Rows from a dataset:
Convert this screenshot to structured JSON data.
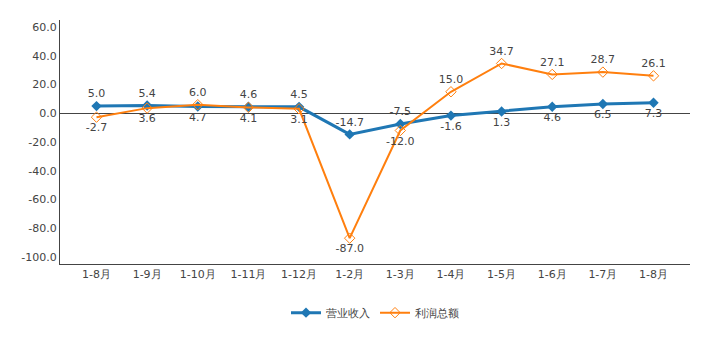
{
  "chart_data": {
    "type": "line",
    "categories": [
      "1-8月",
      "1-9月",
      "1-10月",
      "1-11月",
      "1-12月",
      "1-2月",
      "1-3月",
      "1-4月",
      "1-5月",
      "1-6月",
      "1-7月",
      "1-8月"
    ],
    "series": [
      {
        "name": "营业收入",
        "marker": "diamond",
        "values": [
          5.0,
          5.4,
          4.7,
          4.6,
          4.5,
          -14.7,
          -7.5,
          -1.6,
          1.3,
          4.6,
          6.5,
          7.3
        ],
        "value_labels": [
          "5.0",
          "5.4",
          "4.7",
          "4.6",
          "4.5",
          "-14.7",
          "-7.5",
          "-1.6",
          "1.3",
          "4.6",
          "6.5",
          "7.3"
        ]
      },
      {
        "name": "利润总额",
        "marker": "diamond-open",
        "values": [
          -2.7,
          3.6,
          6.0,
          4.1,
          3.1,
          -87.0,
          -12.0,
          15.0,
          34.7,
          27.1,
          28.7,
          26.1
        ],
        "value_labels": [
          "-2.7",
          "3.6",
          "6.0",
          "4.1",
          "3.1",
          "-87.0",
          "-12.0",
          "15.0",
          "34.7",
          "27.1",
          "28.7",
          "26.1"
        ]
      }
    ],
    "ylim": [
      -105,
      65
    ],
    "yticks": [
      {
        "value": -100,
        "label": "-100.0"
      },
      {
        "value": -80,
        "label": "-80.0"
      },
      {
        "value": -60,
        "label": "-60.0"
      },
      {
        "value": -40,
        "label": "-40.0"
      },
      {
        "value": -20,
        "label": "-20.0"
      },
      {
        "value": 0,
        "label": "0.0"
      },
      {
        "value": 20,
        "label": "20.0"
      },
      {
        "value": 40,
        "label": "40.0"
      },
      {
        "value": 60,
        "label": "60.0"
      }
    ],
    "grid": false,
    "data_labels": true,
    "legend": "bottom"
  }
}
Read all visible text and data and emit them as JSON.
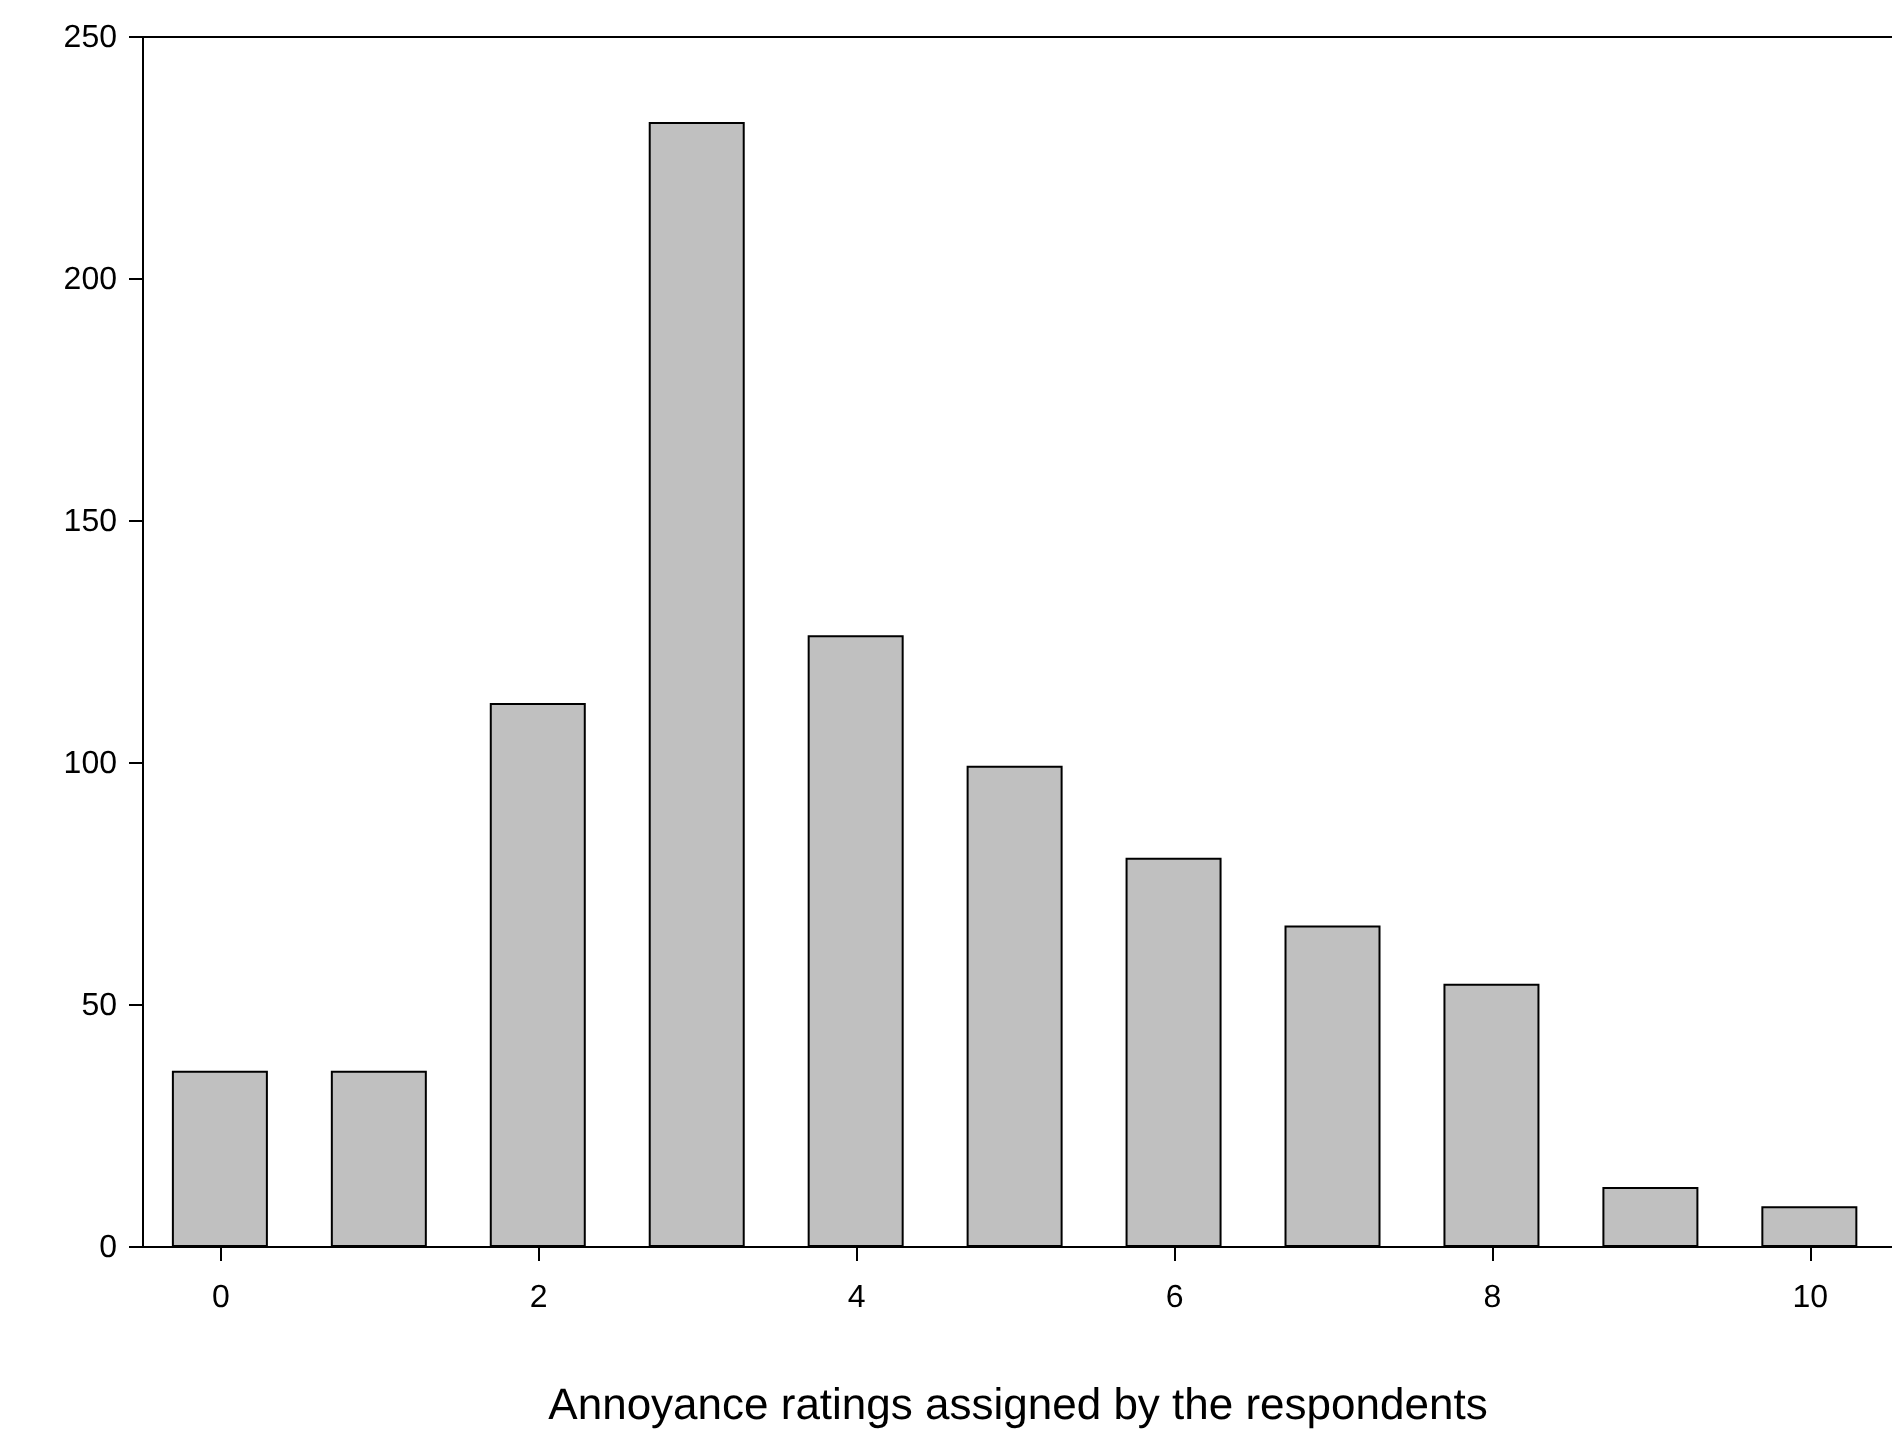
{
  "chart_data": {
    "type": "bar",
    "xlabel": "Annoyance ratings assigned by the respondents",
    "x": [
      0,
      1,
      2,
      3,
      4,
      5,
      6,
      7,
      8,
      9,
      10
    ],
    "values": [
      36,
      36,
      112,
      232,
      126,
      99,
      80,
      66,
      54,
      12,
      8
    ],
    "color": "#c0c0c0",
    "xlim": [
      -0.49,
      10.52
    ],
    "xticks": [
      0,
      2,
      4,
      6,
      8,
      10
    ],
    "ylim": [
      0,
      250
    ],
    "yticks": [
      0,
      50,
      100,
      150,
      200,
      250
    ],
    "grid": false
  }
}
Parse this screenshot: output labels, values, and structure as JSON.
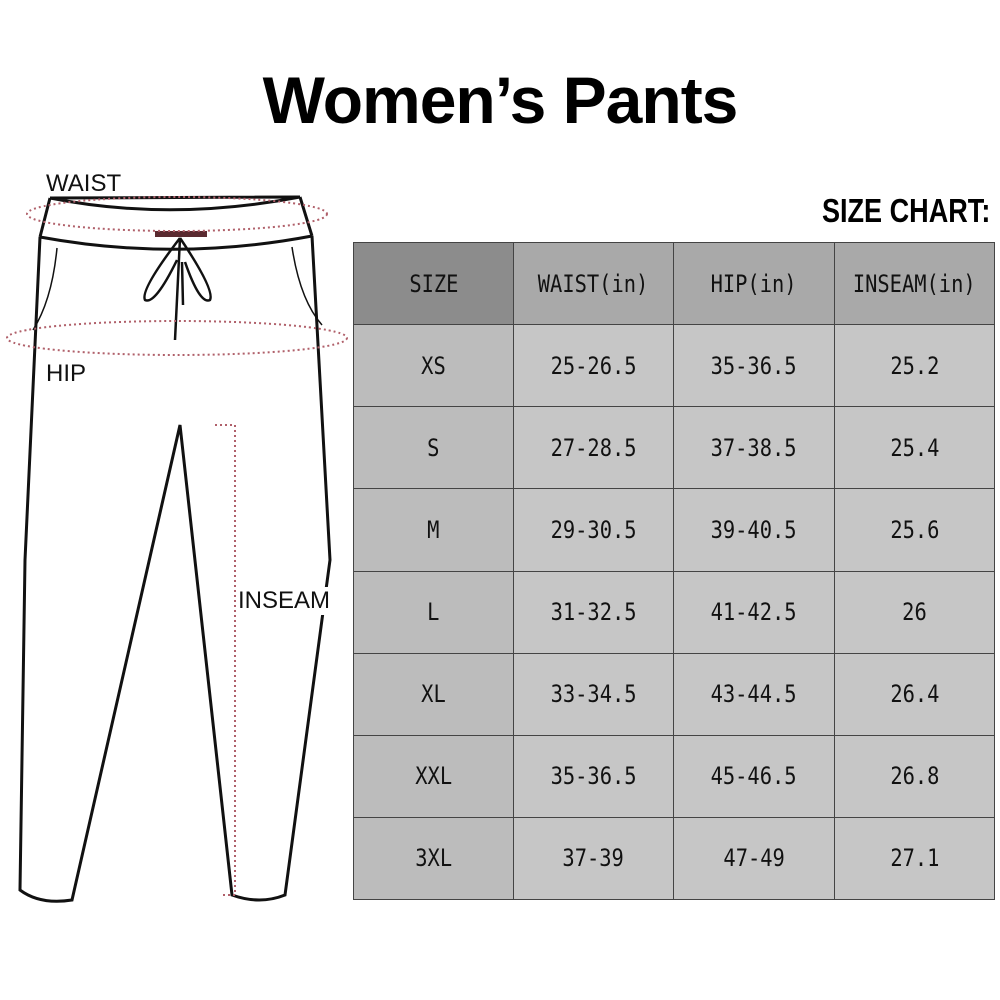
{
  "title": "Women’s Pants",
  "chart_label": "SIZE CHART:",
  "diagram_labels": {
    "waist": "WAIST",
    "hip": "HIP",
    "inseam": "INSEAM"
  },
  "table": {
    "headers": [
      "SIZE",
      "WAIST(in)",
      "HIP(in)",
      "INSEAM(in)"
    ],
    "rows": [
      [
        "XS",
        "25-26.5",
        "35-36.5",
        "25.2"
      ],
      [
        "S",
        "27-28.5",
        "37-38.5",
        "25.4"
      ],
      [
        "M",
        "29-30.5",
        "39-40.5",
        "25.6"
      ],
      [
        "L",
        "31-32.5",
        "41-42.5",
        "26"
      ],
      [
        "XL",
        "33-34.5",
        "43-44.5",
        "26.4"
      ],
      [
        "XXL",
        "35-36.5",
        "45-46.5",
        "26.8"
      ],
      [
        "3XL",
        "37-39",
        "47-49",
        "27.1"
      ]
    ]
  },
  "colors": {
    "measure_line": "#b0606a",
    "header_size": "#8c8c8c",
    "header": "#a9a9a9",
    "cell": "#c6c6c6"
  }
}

▸ Given request:
Find every line in the records that contains the word "marker"; copy those lines.

▸ The reply:
        "marker": "diamond",
        "marker": "diamond-open",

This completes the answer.